Your reply should reproduce all the data below exactly while excluding the pictures.

■ ■ ■ ■ ■ ■ ■

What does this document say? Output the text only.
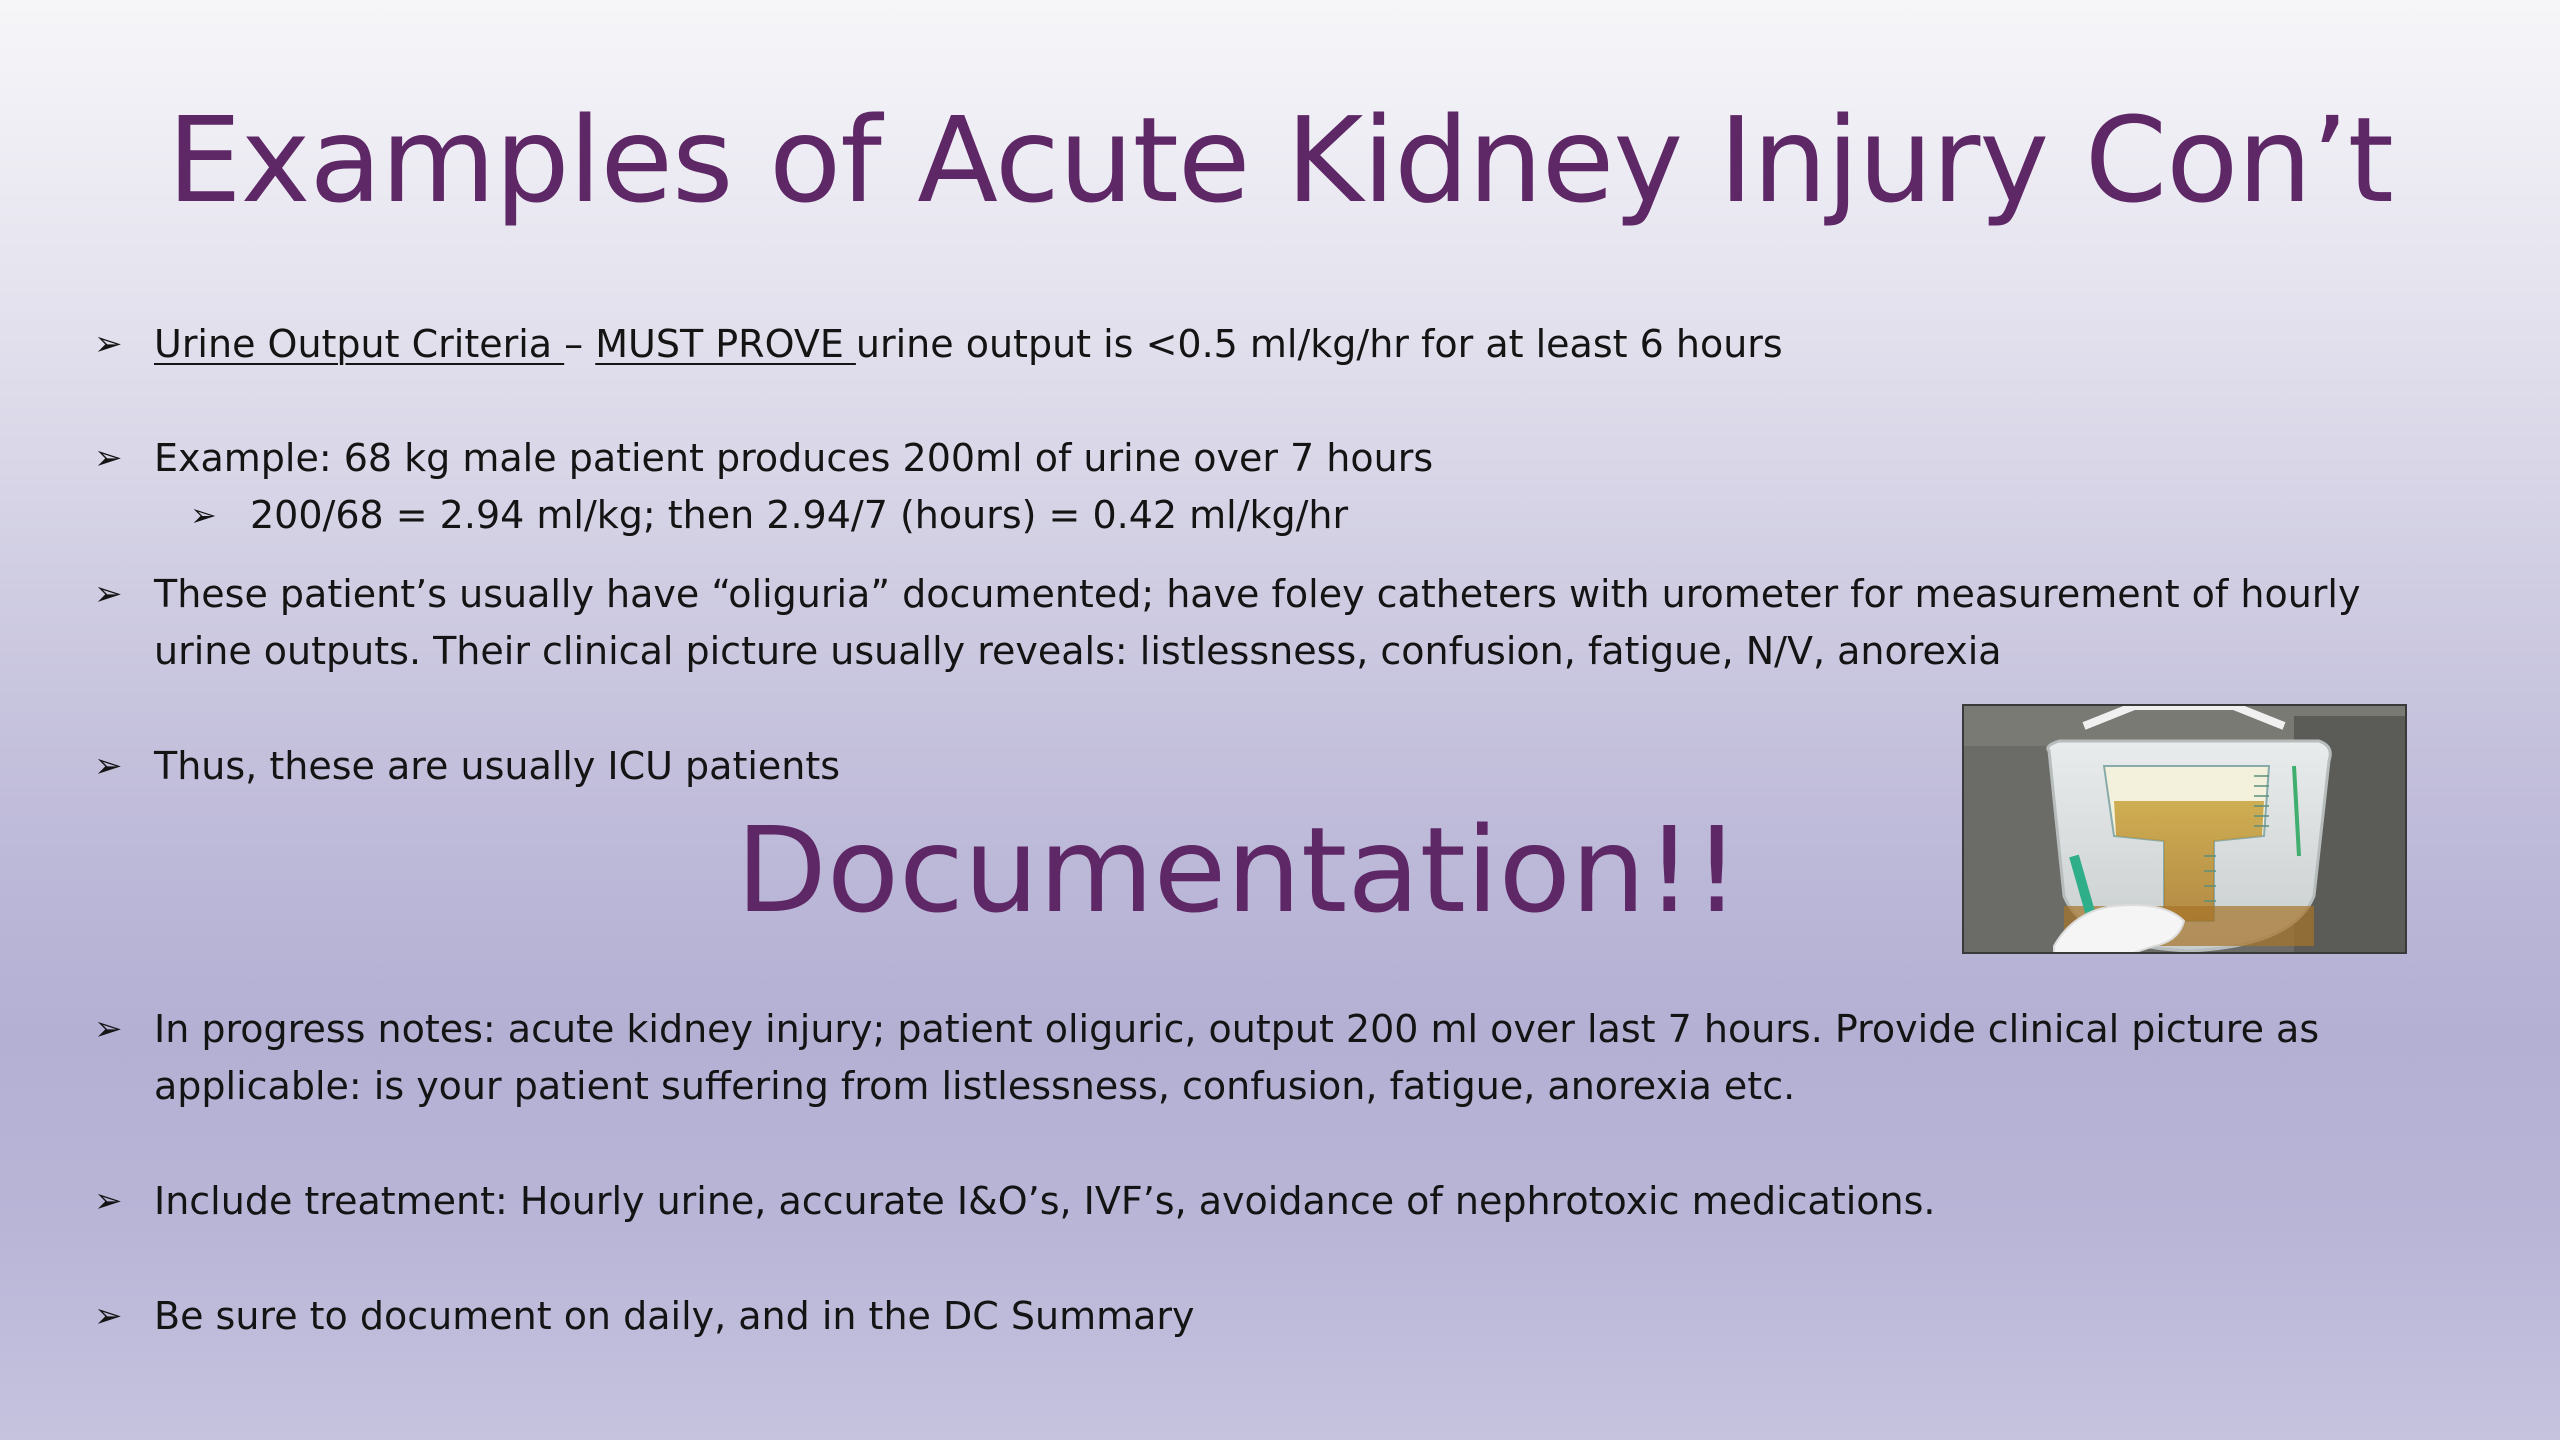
Examples of Acute Kidney Injury Con’t
➢ Urine Output Criteria – MUST PROVE urine output is <0.5 ml/kg/hr for at least 6 hours
➢ Example: 68 kg male patient produces 200ml of urine over 7 hours
➢ 200/68 = 2.94 ml/kg; then 2.94/7 (hours) = 0.42 ml/kg/hr
➢ These patient’s usually have “oliguria” documented; have foley catheters with urometer for measurement of hourly
urine outputs. Their clinical picture usually reveals: listlessness, confusion, fatigue, N/V, anorexia
➢ Thus, these are usually ICU patients
Documentation!!
➢ In progress notes: acute kidney injury; patient oliguric, output 200 ml over last 7 hours. Provide clinical picture as
applicable: is your patient suffering from listlessness, confusion, fatigue, anorexia etc.
➢ Include treatment: Hourly urine, accurate I&O’s, IVF’s, avoidance of nephrotoxic medications.
➢ Be sure to document on daily, and in the DC Summary
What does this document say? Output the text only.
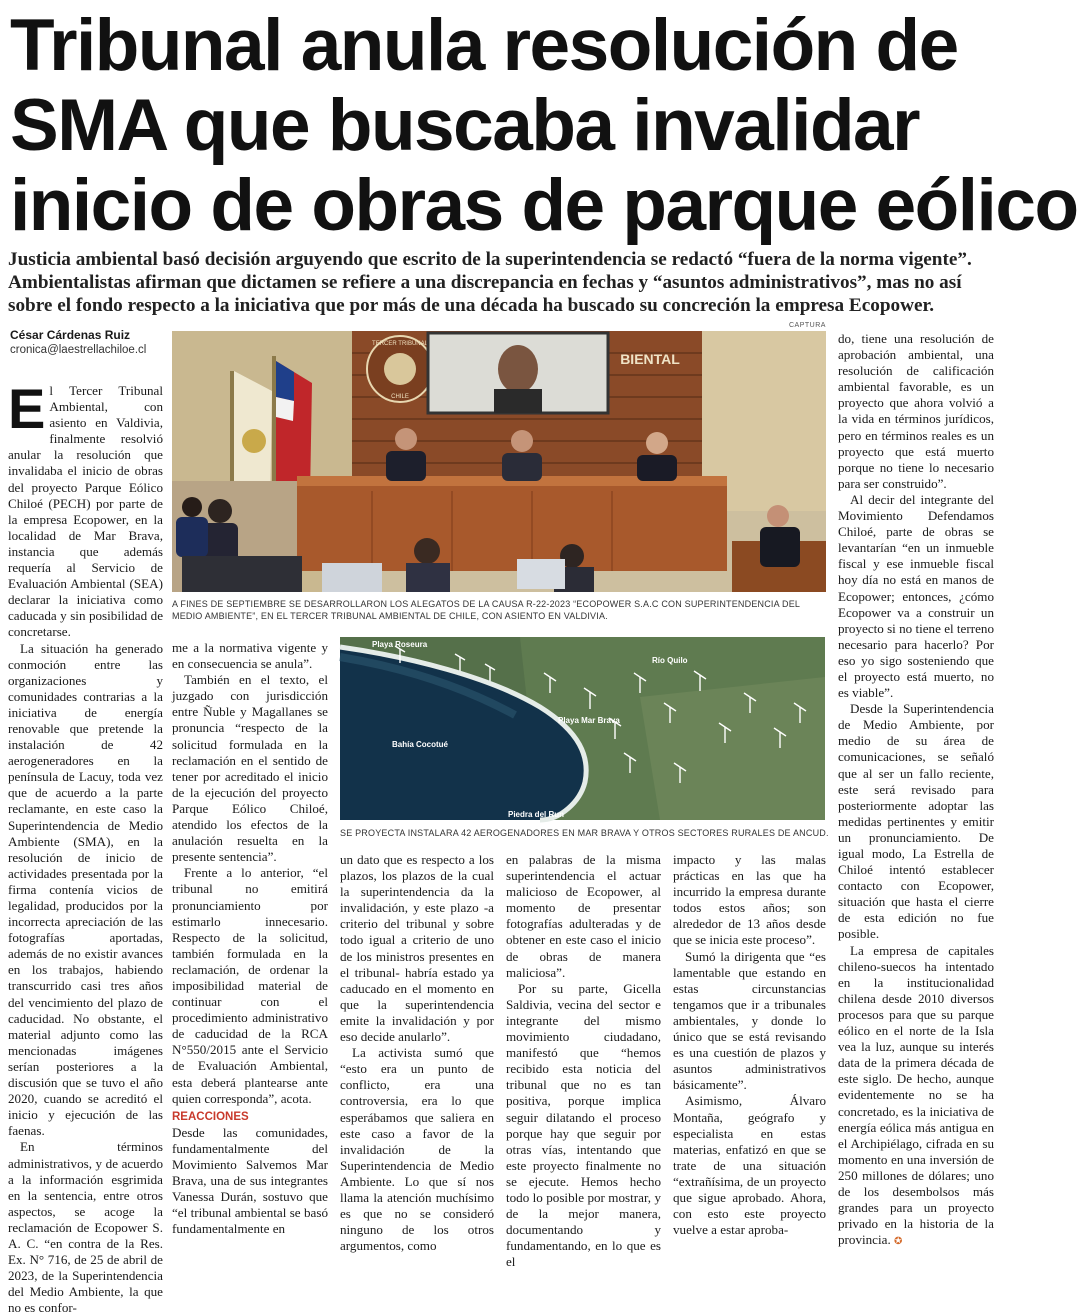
Tribunal anula resolución de
SMA que buscaba invalidar
inicio de obras de parque eólico
Justicia ambiental basó decisión arguyendo que escrito de la superintendencia se redactó “fuera de la norma vigente”.
Ambientalistas afirman que dictamen se refiere a una discrepancia en fechas y “asuntos administrativos”, mas no así
sobre el fondo respecto a la iniciativa que por más de una década ha buscado su concreción la empresa Ecopower.
César Cárdenas Ruiz
cronica@laestrellachiloe.cl
CAPTURA
TERCER TRIBUNAL
CHILE
BIENTAL
A FINES DE SEPTIEMBRE SE DESARROLLARON LOS ALEGATOS DE LA CAUSA R-22-2023 “ECOPOWER S.A.C CON SUPERINTENDENCIA DEL MEDIO AMBIENTE”, EN EL TERCER TRIBUNAL AMBIENTAL DE CHILE, CON ASIENTO EN VALDIVIA.
Playa Roseura
Río Quilo
Playa Mar Brava
Bahía Cocotué
Piedra del Run
SE PROYECTA INSTALARA 42 AEROGENADORES EN MAR BRAVA Y OTROS SECTORES RURALES DE ANCUD.

El Tercer Tribunal Ambiental, con asiento en Valdivia, finalmente resolvió anular la resolución que invalidaba el inicio de obras del proyecto Parque Eólico Chiloé (PECH) por parte de la empresa Ecopower, en la localidad de Mar Brava, instancia que además requería al Servicio de Evaluación Ambiental (SEA) declarar la iniciativa como caducada y sin posibilidad de concretarse.

La situación ha generado conmoción entre las organizaciones y comunidades contrarias a la iniciativa de energía renovable que pretende la instalación de 42 aerogeneradores en la península de Lacuy, toda vez que de acuerdo a la parte reclamante, en este caso la Superintendencia de Medio Ambiente (SMA), en la resolución de inicio de actividades presentada por la firma contenía vicios de legalidad, producidos por la incorrecta apreciación de las fotografías aportadas, además de no existir avances en los trabajos, habiendo transcurrido casi tres años del vencimiento del plazo de caducidad. No obstante, el material adjunto como las mencionadas imágenes serían posteriores a la discusión que se tuvo el año 2020, cuando se acreditó el inicio y ejecución de las faenas.

En términos administrativos, y de acuerdo a la información esgrimida en la sentencia, entre otros aspectos, se acoge la reclamación de Ecopower S. A. C. “en contra de la Res. Ex. N° 716, de 25 de abril de 2023, de la Superintendencia del Medio Ambiente, la que no es confor-

me a la normativa vigente y en consecuencia se anula”.

También en el texto, el juzgado con jurisdicción entre Ñuble y Magallanes se pronuncia “respecto de la solicitud formulada en la reclamación en el sentido de tener por acreditado el inicio de la ejecución del proyecto Parque Eólico Chiloé, atendido los efectos de la anulación resuelta en la presente sentencia”.

Frente a lo anterior, “el tribunal no emitirá pronunciamiento por estimarlo innecesario. Respecto de la solicitud, también formulada en la reclamación, de ordenar la imposibilidad material de continuar con el procedimiento administrativo de caducidad de la RCA N°550/2015 ante el Servicio de Evaluación Ambiental, esta deberá plantearse ante quien corresponda”, acota.

REACCIONES

Desde las comunidades, fundamentalmente del Movimiento Salvemos Mar Brava, una de sus integrantes Vanessa Durán, sostuvo que “el tribunal ambiental se basó fundamentalmente en

un dato que es respecto a los plazos, los plazos de la cual la superintendencia da la invalidación, y este plazo -a criterio del tribunal y sobre todo igual a criterio de uno de los ministros presentes en el tribunal- habría estado ya caducado en el momento en que la superintendencia emite la invalidación y por eso decide anularlo”.

La activista sumó que “esto era un punto de conflicto, era una controversia, era lo que esperábamos que saliera en este caso a favor de la invalidación de la Superintendencia de Medio Ambiente. Lo que sí nos llama la atención muchísimo es que no se consideró ninguno de los otros argumentos, como

en palabras de la misma superintendencia el actuar malicioso de Ecopower, al momento de presentar fotografías adulteradas y de obtener en este caso el inicio de obras de manera maliciosa”.

Por su parte, Gicella Saldivia, vecina del sector e integrante del mismo movimiento ciudadano, manifestó que “hemos recibido esta noticia del tribunal que no es tan positiva, porque implica seguir dilatando el proceso porque hay que seguir por otras vías, intentando que este proyecto finalmente no se ejecute. Hemos hecho todo lo posible por mostrar, y de la mejor manera, documentando y fundamentando, en lo que es el

impacto y las malas prácticas en las que ha incurrido la empresa durante todos estos años; son alrededor de 13 años desde que se inicia este proceso”.

Sumó la dirigenta que “es lamentable que estando en estas circunstancias tengamos que ir a tribunales ambientales, y donde lo único que se está revisando es una cuestión de plazos y asuntos administrativos básicamente”.

Asimismo, Álvaro Montaña, geógrafo y especialista en estas materias, enfatizó en que se trate de una situación “extrañísima, de un proyecto que sigue aprobado. Ahora, con esto este proyecto vuelve a estar aproba-

do, tiene una resolución de aprobación ambiental, una resolución de calificación ambiental favorable, es un proyecto que ahora volvió a la vida en términos jurídicos, pero en términos reales es un proyecto que está muerto porque no tiene lo necesario para ser construido”.

Al decir del integrante del Movimiento Defendamos Chiloé, parte de obras se levantarían “en un inmueble fiscal y ese inmueble fiscal hoy día no está en manos de Ecopower; entonces, ¿cómo Ecopower va a construir un proyecto si no tiene el terreno necesario para hacerlo? Por eso yo sigo sosteniendo que el proyecto está muerto, no es viable”.

Desde la Superintendencia de Medio Ambiente, por medio de su área de comunicaciones, se señaló que al ser un fallo reciente, este será revisado para posteriormente adoptar las medidas pertinentes y emitir un pronunciamiento. De igual modo, La Estrella de Chiloé intentó establecer contacto con Ecopower, situación que hasta el cierre de esta edición no fue posible.

La empresa de capitales chileno-suecos ha intentado en la institucionalidad chilena desde 2010 diversos procesos para que su parque eólico en el norte de la Isla vea la luz, aunque su interés data de la primera década de este siglo. De hecho, aunque evidentemente no se ha concretado, es la iniciativa de energía eólica más antigua en el Archipiélago, cifrada en su momento en una inversión de 250 millones de dólares; uno de los desembolsos más grandes para un proyecto privado en la historia de la provincia. ✪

■ ■ ■ ■ ■ ■ ■

RESPONSE AREA |
What does this document say? Output the text only.
Examples of Acute Kidney Injury Con’t
➢ Urine Output Criteria – MUST PROVE urine output is <0.5 ml/kg/hr for at least 6 hours
➢ Example: 68 kg male patient produces 200ml of urine over 7 hours
➢ 200/68 = 2.94 ml/kg; then 2.94/7 (hours) = 0.42 ml/kg/hr
➢ These patient’s usually have “oliguria” documented; have foley catheters with urometer for measurement of hourly
urine outputs. Their clinical picture usually reveals: listlessness, confusion, fatigue, N/V, anorexia
➢ Thus, these are usually ICU patients
Documentation!!
➢ In progress notes: acute kidney injury; patient oliguric, output 200 ml over last 7 hours. Provide clinical picture as
applicable: is your patient suffering from listlessness, confusion, fatigue, anorexia etc.
➢ Include treatment: Hourly urine, accurate I&O’s, IVF’s, avoidance of nephrotoxic medications.
➢ Be sure to document on daily, and in the DC Summary
What does this document say? Output the text only.
Tribunal anula resolución de
SMA que buscaba invalidar
inicio de obras de parque eólico
Justicia ambiental basó decisión arguyendo que escrito de la superintendencia se redactó “fuera de la norma vigente”.
Ambientalistas afirman que dictamen se refiere a una discrepancia en fechas y “asuntos administrativos”, mas no así
sobre el fondo respecto a la iniciativa que por más de una década ha buscado su concreción la empresa Ecopower.
César Cárdenas Ruiz
cronica@laestrellachiloe.cl
CAPTURA
TERCER TRIBUNAL
CHILE
BIENTAL
A FINES DE SEPTIEMBRE SE DESARROLLARON LOS ALEGATOS DE LA CAUSA R-22-2023 “ECOPOWER S.A.C CON SUPERINTENDENCIA DEL MEDIO AMBIENTE”, EN EL TERCER TRIBUNAL AMBIENTAL DE CHILE, CON ASIENTO EN VALDIVIA.
Playa Roseura
Río Quilo
Playa Mar Brava
Bahía Cocotué
Piedra del Run
SE PROYECTA INSTALARA 42 AEROGENADORES EN MAR BRAVA Y OTROS SECTORES RURALES DE ANCUD.

El Tercer Tribunal Ambiental, con asiento en Valdivia, finalmente resolvió anular la resolución que invalidaba el inicio de obras del proyecto Parque Eólico Chiloé (PECH) por parte de la empresa Ecopower, en la localidad de Mar Brava, instancia que además requería al Servicio de Evaluación Ambiental (SEA) declarar la iniciativa como caducada y sin posibilidad de concretarse.

La situación ha generado conmoción entre las organizaciones y comunidades contrarias a la iniciativa de energía renovable que pretende la instalación de 42 aerogeneradores en la península de Lacuy, toda vez que de acuerdo a la parte reclamante, en este caso la Superintendencia de Medio Ambiente (SMA), en la resolución de inicio de actividades presentada por la firma contenía vicios de legalidad, producidos por la incorrecta apreciación de las fotografías aportadas, además de no existir avances en los trabajos, habiendo transcurrido casi tres años del vencimiento del plazo de caducidad. No obstante, el material adjunto como las mencionadas imágenes serían posteriores a la discusión que se tuvo el año 2020, cuando se acreditó el inicio y ejecución de las faenas.

En términos administrativos, y de acuerdo a la información esgrimida en la sentencia, entre otros aspectos, se acoge la reclamación de Ecopower S. A. C. “en contra de la Res. Ex. N° 716, de 25 de abril de 2023, de la Superintendencia del Medio Ambiente, la que no es confor-

me a la normativa vigente y en consecuencia se anula”.

También en el texto, el juzgado con jurisdicción entre Ñuble y Magallanes se pronuncia “respecto de la solicitud formulada en la reclamación en el sentido de tener por acreditado el inicio de la ejecución del proyecto Parque Eólico Chiloé, atendido los efectos de la anulación resuelta en la presente sentencia”.

Frente a lo anterior, “el tribunal no emitirá pronunciamiento por estimarlo innecesario. Respecto de la solicitud, también formulada en la reclamación, de ordenar la imposibilidad material de continuar con el procedimiento administrativo de caducidad de la RCA N°550/2015 ante el Servicio de Evaluación Ambiental, esta deberá plantearse ante quien corresponda”, acota.

REACCIONES

Desde las comunidades, fundamentalmente del Movimiento Salvemos Mar Brava, una de sus integrantes Vanessa Durán, sostuvo que “el tribunal ambiental se basó fundamentalmente en

un dato que es respecto a los plazos, los plazos de la cual la superintendencia da la invalidación, y este plazo -a criterio del tribunal y sobre todo igual a criterio de uno de los ministros presentes en el tribunal- habría estado ya caducado en el momento en que la superintendencia emite la invalidación y por eso decide anularlo”.

La activista sumó que “esto era un punto de conflicto, era una controversia, era lo que esperábamos que saliera en este caso a favor de la invalidación de la Superintendencia de Medio Ambiente. Lo que sí nos llama la atención muchísimo es que no se consideró ninguno de los otros argumentos, como

en palabras de la misma superintendencia el actuar malicioso de Ecopower, al momento de presentar fotografías adulteradas y de obtener en este caso el inicio de obras de manera maliciosa”.

Por su parte, Gicella Saldivia, vecina del sector e integrante del mismo movimiento ciudadano, manifestó que “hemos recibido esta noticia del tribunal que no es tan positiva, porque implica seguir dilatando el proceso porque hay que seguir por otras vías, intentando que este proyecto finalmente no se ejecute. Hemos hecho todo lo posible por mostrar, y de la mejor manera, documentando y fundamentando, en lo que es el

impacto y las malas prácticas en las que ha incurrido la empresa durante todos estos años; son alrededor de 13 años desde que se inicia este proceso”.

Sumó la dirigenta que “es lamentable que estando en estas circunstancias tengamos que ir a tribunales ambientales, y donde lo único que se está revisando es una cuestión de plazos y asuntos administrativos básicamente”.

Asimismo, Álvaro Montaña, geógrafo y especialista en estas materias, enfatizó en que se trate de una situación “extrañísima, de un proyecto que sigue aprobado. Ahora, con esto este proyecto vuelve a estar aproba-

do, tiene una resolución de aprobación ambiental, una resolución de calificación ambiental favorable, es un proyecto que ahora volvió a la vida en términos jurídicos, pero en términos reales es un proyecto que está muerto porque no tiene lo necesario para ser construido”.

Al decir del integrante del Movimiento Defendamos Chiloé, parte de obras se levantarían “en un inmueble fiscal y ese inmueble fiscal hoy día no está en manos de Ecopower; entonces, ¿cómo Ecopower va a construir un proyecto si no tiene el terreno necesario para hacerlo? Por eso yo sigo sosteniendo que el proyecto está muerto, no es viable”.

Desde la Superintendencia de Medio Ambiente, por medio de su área de comunicaciones, se señaló que al ser un fallo reciente, este será revisado para posteriormente adoptar las medidas pertinentes y emitir un pronunciamiento. De igual modo, La Estrella de Chiloé intentó establecer contacto con Ecopower, situación que hasta el cierre de esta edición no fue posible.

La empresa de capitales chileno-suecos ha intentado en la institucionalidad chilena desde 2010 diversos procesos para que su parque eólico en el norte de la Isla vea la luz, aunque su interés data de la primera década de este siglo. De hecho, aunque evidentemente no se ha concretado, es la iniciativa de energía eólica más antigua en el Archipiélago, cifrada en su momento en una inversión de 250 millones de dólares; uno de los desembolsos más grandes para un proyecto privado en la historia de la provincia. ✪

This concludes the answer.